◆ **A run of records**
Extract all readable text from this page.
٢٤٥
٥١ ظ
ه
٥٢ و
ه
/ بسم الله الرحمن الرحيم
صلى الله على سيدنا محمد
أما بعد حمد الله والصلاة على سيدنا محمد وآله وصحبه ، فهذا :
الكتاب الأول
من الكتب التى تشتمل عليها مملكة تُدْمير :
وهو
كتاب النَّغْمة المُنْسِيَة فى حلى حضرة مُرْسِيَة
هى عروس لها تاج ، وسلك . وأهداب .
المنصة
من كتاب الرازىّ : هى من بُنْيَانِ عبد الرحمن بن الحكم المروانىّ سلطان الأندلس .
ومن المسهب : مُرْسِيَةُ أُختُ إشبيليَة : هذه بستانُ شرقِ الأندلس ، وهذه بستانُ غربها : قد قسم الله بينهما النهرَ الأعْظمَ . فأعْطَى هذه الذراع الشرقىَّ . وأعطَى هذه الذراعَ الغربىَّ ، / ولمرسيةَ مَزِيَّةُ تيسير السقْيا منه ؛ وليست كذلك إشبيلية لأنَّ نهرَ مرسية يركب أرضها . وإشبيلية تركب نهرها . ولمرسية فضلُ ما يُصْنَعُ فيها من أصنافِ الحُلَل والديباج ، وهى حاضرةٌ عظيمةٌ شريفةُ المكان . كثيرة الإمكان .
---
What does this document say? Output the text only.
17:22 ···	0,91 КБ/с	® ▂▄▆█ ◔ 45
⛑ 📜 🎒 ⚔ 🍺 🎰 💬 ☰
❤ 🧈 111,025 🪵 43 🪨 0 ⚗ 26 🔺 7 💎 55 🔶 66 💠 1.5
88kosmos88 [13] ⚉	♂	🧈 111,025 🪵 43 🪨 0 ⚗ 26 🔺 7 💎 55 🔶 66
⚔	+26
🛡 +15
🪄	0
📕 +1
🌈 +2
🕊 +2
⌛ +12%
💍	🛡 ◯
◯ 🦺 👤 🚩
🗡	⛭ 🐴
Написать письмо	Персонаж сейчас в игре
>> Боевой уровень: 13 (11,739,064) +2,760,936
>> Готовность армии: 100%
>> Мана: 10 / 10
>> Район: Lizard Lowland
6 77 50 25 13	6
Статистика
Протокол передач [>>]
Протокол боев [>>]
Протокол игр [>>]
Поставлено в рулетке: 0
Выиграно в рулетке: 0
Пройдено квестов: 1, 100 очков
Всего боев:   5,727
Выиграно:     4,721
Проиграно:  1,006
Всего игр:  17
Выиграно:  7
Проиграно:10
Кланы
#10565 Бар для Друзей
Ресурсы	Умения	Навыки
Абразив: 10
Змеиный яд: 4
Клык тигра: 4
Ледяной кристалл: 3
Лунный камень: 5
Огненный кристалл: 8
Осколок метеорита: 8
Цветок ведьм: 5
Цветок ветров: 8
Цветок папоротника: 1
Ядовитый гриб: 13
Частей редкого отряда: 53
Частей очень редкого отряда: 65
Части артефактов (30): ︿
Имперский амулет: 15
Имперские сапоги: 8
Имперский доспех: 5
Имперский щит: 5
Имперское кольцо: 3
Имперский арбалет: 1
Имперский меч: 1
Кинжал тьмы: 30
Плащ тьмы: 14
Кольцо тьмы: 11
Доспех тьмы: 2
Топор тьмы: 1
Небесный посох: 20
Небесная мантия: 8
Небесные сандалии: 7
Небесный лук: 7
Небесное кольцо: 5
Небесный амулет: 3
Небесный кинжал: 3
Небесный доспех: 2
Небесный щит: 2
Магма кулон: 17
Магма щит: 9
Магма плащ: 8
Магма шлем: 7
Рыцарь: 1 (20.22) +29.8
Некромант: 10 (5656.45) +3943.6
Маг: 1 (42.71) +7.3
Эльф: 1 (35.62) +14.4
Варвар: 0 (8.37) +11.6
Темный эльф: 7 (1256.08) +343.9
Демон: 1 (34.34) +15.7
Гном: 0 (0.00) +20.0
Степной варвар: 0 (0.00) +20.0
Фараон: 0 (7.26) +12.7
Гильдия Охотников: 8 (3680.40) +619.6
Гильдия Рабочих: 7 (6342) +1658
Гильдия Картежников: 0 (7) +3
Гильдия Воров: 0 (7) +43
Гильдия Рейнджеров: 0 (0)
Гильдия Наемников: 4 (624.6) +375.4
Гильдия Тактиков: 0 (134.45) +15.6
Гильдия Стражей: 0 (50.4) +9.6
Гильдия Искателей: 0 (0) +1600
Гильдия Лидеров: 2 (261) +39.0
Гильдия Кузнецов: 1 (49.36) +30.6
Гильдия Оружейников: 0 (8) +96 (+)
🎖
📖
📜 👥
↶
* * *
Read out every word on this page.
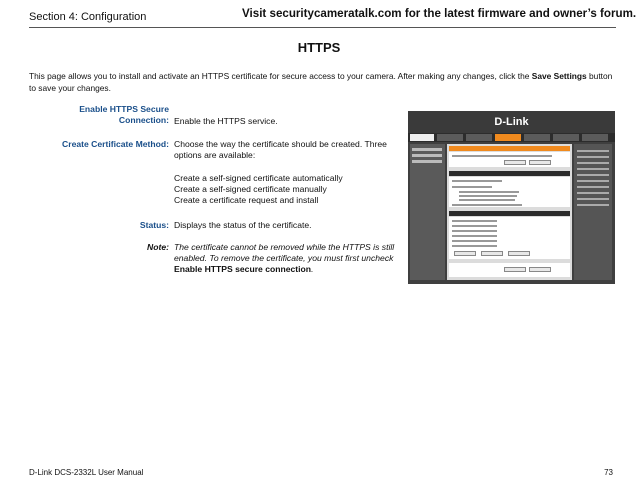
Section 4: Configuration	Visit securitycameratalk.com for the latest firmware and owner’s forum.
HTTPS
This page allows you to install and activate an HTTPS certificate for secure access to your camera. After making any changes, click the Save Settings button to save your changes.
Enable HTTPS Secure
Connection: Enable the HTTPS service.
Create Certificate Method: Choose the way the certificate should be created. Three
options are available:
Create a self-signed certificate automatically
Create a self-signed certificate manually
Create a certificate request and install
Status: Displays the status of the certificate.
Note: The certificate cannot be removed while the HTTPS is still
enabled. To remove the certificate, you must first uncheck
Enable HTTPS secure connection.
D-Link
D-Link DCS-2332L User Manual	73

◆ **INSTRUCTION**
Identify each line in the records above that contains the word "signed", and copy it out in full.

◆ **RESULT OF THIS TASK**
Create a self-signed certificate automatically
Create a self-signed certificate manually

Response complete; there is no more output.